* _Exercise description_
Copy each line containing the word "this" from the records that follow, please.

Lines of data
((
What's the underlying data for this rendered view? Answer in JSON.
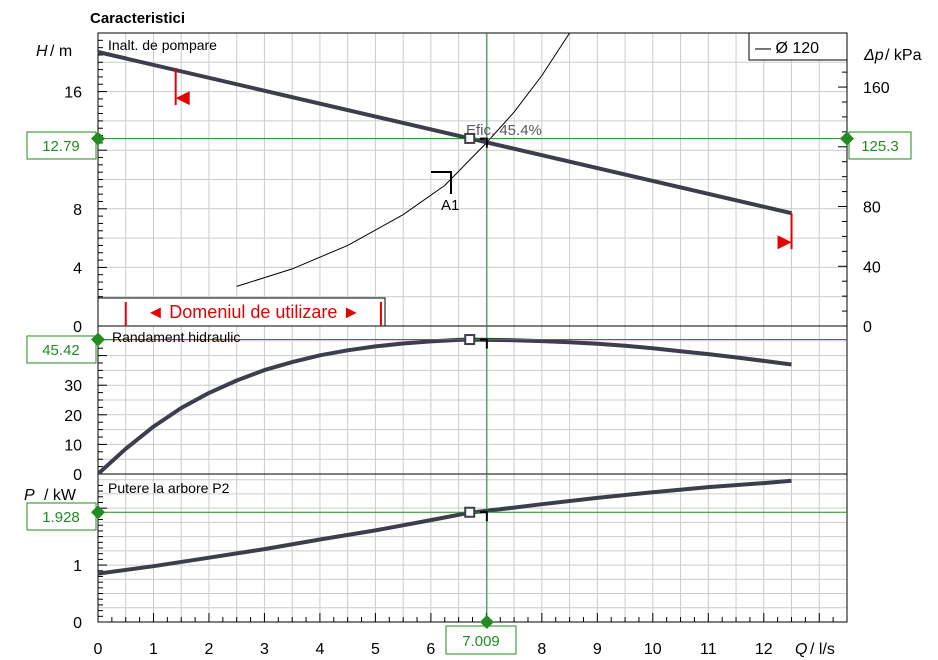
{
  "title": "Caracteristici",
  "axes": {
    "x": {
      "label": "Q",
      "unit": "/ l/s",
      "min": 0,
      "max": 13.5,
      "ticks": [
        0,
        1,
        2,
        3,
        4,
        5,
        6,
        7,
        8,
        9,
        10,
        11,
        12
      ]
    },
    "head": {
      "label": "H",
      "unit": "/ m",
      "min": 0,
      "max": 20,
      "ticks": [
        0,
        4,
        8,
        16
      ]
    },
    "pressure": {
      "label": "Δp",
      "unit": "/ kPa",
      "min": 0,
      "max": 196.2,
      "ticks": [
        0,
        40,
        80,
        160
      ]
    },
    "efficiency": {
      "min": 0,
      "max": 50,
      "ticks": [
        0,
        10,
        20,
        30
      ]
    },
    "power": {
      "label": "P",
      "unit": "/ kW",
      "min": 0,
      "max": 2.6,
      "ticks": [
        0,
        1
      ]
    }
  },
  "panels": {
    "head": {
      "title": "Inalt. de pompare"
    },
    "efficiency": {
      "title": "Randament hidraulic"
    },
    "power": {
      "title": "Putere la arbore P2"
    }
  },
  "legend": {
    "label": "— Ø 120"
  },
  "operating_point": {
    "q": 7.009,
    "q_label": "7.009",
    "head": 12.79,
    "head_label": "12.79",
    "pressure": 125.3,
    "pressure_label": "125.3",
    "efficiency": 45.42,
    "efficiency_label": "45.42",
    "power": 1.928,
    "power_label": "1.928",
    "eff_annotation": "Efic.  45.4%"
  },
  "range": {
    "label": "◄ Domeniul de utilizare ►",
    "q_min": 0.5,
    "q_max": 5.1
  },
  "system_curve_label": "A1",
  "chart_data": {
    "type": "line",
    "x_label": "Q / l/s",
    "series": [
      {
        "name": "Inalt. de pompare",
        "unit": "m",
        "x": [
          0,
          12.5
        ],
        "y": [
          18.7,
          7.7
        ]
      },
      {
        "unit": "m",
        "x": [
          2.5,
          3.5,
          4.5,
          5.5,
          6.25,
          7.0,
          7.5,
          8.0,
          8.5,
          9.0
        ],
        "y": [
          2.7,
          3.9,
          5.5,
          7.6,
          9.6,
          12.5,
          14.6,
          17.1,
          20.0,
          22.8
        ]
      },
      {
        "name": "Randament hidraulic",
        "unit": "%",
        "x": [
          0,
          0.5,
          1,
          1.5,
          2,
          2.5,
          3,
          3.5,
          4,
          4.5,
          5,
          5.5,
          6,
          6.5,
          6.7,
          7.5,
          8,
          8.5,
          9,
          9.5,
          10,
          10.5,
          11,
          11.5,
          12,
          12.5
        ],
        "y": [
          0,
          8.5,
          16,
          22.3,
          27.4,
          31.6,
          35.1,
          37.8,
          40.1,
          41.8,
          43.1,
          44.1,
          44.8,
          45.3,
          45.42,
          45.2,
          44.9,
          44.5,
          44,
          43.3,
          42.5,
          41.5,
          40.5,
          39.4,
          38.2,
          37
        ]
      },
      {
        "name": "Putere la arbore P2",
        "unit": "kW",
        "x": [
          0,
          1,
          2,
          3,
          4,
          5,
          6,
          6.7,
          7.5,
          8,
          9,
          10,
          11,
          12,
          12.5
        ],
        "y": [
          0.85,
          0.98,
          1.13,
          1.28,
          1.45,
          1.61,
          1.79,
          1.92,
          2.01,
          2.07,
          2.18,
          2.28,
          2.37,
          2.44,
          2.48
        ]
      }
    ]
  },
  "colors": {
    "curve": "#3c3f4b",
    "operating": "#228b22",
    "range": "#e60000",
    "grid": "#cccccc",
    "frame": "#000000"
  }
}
))
((
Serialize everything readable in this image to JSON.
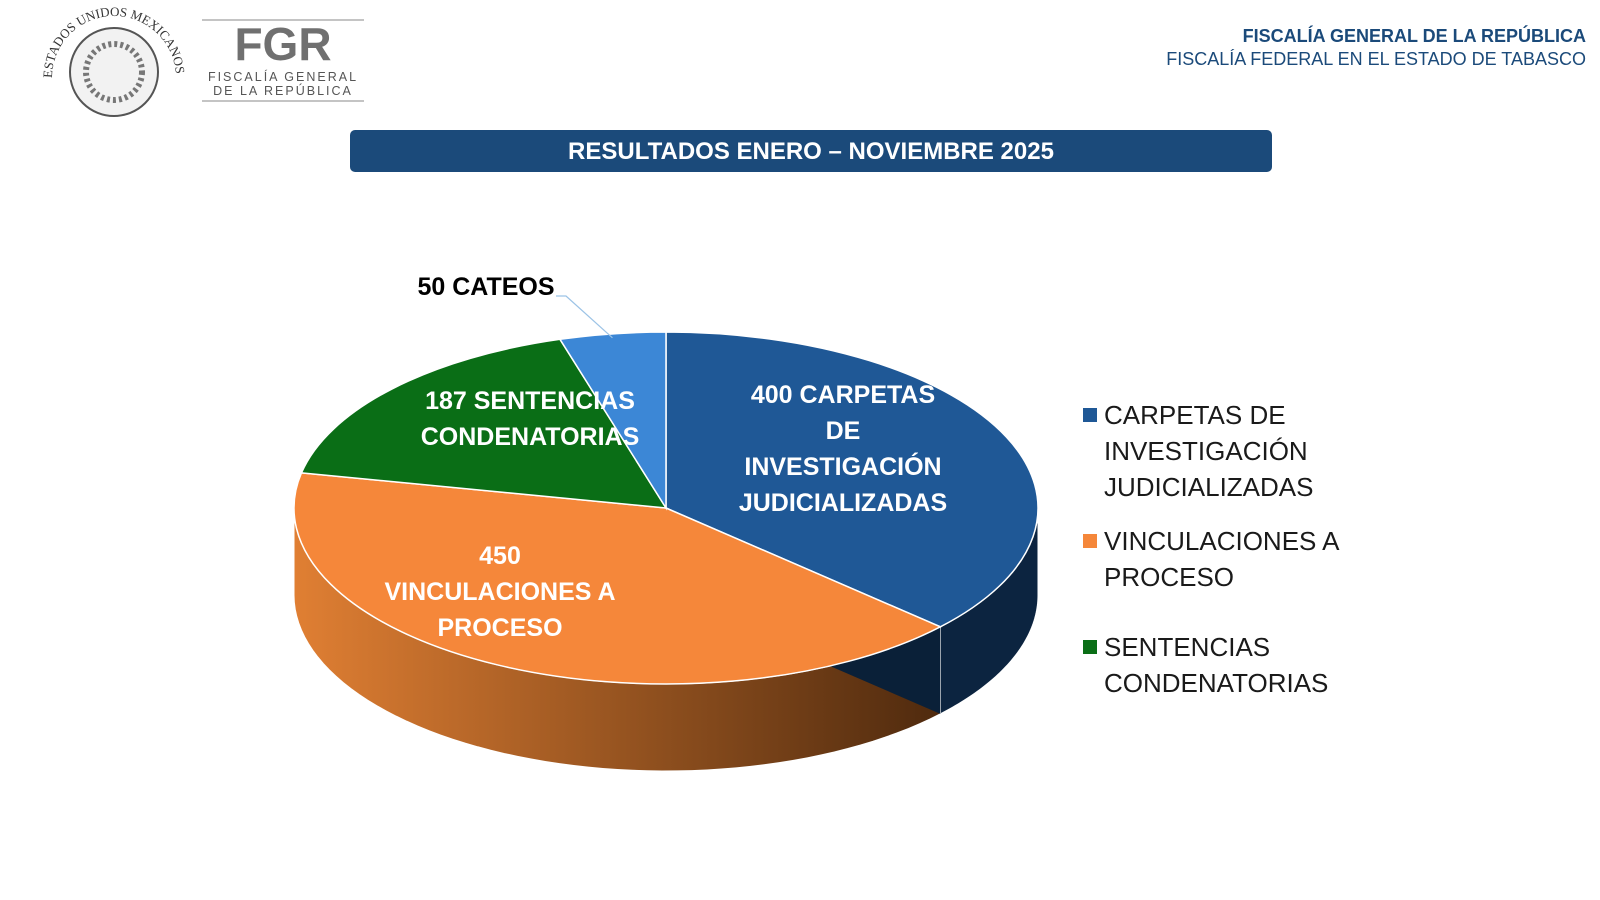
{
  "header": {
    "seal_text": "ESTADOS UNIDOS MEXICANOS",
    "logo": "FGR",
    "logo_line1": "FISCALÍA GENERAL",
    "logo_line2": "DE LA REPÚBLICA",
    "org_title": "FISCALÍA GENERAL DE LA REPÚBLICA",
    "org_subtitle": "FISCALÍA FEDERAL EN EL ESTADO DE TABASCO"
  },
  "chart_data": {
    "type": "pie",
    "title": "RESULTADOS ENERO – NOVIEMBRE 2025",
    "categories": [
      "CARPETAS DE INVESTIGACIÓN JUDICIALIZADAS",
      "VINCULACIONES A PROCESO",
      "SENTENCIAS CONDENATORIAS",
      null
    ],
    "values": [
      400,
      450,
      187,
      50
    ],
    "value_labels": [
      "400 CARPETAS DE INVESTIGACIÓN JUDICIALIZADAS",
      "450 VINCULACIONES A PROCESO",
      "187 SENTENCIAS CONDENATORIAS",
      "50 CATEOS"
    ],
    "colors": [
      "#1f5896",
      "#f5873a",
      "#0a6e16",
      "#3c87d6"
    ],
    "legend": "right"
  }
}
))
((
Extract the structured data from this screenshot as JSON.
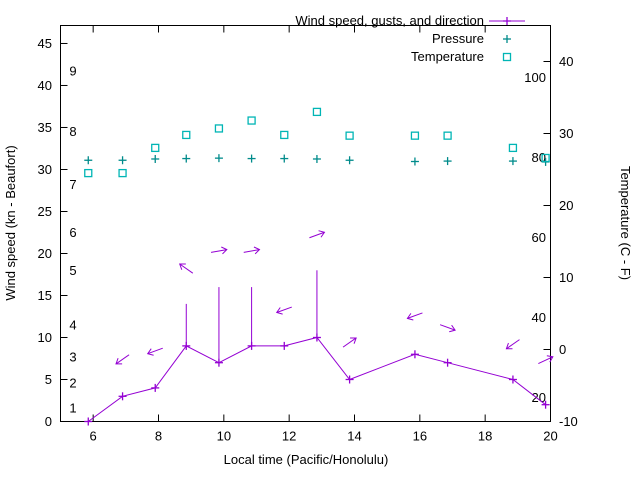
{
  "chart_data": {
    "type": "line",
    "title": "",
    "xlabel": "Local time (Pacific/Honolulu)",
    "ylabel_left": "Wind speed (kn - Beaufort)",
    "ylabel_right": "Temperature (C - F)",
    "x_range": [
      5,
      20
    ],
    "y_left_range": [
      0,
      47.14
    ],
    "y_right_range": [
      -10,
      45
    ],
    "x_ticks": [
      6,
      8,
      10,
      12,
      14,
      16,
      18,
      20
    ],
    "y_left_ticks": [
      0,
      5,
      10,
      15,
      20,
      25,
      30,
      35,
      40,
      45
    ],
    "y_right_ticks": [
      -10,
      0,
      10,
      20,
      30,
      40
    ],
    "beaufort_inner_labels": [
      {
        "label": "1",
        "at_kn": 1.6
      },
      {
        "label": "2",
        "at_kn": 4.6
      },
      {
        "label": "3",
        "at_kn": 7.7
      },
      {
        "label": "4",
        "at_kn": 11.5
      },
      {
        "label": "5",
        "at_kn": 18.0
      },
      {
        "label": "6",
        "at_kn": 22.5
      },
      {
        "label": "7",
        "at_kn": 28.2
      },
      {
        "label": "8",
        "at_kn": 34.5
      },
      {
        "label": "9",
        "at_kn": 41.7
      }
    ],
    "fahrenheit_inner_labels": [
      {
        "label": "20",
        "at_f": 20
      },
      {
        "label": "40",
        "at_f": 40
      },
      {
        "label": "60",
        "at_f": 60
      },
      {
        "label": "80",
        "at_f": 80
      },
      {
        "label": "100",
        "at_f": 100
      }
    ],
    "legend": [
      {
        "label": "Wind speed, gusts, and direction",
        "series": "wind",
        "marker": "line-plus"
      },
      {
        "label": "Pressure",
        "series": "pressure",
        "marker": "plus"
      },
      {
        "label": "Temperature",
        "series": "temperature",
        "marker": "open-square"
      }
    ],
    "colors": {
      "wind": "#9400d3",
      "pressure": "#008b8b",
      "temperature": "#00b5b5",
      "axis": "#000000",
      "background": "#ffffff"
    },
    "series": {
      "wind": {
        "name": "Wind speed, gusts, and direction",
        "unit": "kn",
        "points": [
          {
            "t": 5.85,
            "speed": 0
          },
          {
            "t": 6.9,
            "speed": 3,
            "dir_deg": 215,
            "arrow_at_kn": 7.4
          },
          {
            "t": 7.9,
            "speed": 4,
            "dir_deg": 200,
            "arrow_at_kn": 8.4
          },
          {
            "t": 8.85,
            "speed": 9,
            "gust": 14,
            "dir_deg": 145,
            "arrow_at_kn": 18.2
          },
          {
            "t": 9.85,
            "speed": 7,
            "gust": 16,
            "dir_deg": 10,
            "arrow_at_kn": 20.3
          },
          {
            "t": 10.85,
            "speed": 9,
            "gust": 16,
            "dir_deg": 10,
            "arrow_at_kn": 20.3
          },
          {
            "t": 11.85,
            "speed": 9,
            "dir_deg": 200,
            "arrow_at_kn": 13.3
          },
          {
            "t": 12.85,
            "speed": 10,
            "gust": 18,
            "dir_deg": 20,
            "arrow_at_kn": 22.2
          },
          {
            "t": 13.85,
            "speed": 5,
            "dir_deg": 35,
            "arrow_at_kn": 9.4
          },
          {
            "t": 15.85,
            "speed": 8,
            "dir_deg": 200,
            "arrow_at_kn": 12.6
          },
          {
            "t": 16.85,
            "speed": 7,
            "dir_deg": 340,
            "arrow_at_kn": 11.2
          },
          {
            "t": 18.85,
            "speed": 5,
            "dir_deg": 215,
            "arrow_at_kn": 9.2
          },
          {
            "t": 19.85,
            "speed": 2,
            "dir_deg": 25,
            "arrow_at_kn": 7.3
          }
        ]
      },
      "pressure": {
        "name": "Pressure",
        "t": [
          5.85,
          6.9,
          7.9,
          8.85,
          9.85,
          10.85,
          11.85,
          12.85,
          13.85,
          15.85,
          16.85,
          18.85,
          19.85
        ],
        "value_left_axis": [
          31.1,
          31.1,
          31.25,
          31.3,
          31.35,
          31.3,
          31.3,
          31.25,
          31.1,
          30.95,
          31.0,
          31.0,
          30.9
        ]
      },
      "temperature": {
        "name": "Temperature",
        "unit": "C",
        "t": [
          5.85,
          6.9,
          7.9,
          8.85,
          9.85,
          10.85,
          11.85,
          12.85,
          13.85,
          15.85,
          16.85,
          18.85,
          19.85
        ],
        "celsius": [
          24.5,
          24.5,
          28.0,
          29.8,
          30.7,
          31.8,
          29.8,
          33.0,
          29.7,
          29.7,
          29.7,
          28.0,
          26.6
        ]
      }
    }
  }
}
))
* _The reply_
What's the underlying data for this rendered view? Answer in JSON.
Serialize everything readable in this image to JSON.
Extract the structured data from this screenshot as JSON.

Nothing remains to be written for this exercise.